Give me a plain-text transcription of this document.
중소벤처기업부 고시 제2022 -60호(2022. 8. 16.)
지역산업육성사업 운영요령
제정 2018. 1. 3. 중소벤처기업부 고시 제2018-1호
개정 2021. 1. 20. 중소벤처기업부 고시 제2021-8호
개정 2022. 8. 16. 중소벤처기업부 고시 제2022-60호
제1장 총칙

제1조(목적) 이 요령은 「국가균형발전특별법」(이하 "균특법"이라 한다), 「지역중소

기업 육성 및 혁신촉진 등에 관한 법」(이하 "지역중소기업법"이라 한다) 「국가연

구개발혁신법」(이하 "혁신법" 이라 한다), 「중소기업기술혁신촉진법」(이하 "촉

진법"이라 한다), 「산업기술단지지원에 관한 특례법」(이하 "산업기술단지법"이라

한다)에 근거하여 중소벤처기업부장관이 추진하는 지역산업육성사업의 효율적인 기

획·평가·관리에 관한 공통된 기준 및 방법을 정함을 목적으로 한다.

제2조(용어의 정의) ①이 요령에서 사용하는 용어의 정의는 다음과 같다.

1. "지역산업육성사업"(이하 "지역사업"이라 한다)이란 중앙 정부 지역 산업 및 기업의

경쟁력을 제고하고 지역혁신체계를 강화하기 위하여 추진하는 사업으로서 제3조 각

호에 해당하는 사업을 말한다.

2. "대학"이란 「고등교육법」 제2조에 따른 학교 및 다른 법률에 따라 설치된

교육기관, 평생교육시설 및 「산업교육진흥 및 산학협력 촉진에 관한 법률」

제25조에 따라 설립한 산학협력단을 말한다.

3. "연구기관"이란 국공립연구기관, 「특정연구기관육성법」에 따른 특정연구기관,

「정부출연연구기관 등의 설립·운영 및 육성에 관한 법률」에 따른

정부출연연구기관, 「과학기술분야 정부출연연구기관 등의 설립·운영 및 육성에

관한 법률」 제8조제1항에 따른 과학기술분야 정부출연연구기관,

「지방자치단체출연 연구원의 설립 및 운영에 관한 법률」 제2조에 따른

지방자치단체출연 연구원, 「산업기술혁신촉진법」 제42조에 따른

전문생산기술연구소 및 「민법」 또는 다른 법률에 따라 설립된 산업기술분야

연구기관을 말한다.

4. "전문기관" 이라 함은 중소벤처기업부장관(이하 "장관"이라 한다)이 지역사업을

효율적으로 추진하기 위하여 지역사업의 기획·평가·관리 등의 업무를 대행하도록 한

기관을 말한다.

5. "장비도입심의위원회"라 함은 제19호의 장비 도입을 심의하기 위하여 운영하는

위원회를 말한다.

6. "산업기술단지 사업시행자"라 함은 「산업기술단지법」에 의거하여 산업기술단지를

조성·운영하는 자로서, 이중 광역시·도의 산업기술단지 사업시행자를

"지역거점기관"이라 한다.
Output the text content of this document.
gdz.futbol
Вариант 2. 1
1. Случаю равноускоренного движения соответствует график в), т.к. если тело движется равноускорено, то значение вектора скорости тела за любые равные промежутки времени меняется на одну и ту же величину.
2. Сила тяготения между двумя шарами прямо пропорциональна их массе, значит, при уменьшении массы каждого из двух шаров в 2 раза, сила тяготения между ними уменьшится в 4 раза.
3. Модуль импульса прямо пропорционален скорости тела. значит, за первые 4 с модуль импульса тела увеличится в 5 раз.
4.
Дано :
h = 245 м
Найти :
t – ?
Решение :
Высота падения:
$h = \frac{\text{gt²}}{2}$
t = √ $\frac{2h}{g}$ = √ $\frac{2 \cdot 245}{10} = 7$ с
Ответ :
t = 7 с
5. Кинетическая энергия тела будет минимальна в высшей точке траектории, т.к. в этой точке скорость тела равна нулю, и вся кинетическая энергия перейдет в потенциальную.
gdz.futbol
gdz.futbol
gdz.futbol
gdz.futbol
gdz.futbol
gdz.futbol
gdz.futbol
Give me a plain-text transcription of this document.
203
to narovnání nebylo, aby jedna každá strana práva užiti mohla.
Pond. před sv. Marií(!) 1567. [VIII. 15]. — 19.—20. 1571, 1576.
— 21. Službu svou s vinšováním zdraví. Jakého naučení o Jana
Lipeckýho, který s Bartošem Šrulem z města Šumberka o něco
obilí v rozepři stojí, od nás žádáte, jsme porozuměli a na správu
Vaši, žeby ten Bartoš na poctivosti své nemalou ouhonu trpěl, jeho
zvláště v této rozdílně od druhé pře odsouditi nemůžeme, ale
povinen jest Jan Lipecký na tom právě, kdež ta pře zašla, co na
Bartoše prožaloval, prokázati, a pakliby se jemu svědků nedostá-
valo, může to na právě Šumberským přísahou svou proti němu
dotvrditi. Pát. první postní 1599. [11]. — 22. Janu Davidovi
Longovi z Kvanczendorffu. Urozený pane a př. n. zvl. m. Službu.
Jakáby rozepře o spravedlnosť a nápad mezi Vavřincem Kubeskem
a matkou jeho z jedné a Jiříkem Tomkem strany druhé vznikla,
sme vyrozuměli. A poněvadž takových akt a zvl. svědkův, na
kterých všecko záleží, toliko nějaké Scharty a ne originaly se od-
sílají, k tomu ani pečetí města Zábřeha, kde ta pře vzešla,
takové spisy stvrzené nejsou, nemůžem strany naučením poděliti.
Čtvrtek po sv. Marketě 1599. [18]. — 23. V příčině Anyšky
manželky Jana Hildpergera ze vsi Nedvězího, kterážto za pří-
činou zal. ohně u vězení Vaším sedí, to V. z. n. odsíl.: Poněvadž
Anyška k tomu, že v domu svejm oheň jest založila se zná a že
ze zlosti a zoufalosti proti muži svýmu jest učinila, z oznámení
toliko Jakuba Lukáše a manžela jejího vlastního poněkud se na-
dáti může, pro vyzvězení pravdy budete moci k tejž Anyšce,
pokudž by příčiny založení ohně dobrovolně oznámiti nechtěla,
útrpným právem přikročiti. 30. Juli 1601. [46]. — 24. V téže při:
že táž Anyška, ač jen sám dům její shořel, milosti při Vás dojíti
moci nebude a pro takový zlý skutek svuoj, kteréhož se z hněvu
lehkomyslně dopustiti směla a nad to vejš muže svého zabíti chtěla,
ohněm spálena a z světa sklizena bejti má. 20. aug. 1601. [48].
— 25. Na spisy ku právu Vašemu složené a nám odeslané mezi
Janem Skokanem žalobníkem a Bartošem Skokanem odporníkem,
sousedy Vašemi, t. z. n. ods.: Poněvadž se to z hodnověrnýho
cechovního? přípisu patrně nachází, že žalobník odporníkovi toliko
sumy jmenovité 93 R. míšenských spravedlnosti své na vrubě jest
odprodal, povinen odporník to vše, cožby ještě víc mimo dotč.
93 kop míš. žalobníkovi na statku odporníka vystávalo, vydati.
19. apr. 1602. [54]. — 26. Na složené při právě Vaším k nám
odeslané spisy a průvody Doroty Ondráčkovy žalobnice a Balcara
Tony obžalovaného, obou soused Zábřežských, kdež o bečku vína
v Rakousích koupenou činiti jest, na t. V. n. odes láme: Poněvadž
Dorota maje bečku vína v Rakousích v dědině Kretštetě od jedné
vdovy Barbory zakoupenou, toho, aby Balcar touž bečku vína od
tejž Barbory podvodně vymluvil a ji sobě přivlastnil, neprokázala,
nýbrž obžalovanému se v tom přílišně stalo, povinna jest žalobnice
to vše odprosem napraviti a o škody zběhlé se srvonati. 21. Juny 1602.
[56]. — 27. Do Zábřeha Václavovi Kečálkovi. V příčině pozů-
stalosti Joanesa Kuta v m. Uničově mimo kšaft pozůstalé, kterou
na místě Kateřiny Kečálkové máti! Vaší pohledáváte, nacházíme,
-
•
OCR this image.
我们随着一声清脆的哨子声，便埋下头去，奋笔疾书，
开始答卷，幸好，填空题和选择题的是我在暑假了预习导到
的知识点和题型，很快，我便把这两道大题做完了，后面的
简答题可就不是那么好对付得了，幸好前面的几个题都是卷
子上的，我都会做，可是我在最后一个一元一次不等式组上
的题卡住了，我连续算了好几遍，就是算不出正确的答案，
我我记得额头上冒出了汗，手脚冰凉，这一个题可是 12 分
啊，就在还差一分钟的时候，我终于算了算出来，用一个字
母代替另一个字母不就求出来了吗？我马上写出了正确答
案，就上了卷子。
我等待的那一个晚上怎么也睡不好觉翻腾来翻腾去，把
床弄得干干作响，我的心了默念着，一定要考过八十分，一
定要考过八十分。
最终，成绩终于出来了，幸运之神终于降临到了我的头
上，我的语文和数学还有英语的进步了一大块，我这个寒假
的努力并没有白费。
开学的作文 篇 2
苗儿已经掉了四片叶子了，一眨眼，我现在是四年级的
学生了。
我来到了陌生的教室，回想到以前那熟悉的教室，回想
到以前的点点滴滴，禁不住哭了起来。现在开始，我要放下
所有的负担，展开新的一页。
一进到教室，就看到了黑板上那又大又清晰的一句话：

━━━━━━━━━━━━━━━━

Extract every line above containing the word "тела".

> Answer to the problem:
1. Случаю равноускоренного движения соответствует график в), т.к. если тело движется равноускорено, то значение вектора скорости тела за любые равные промежутки времени меняется на одну и ту же величину.
3. Модуль импульса прямо пропорционален скорости тела. значит, за первые 4 с модуль импульса тела увеличится в 5 раз.
5. Кинетическая энергия тела будет минимальна в высшей точке траектории, т.к. в этой точке скорость тела равна нулю, и вся кинетическая энергия перейдет в потенциальную.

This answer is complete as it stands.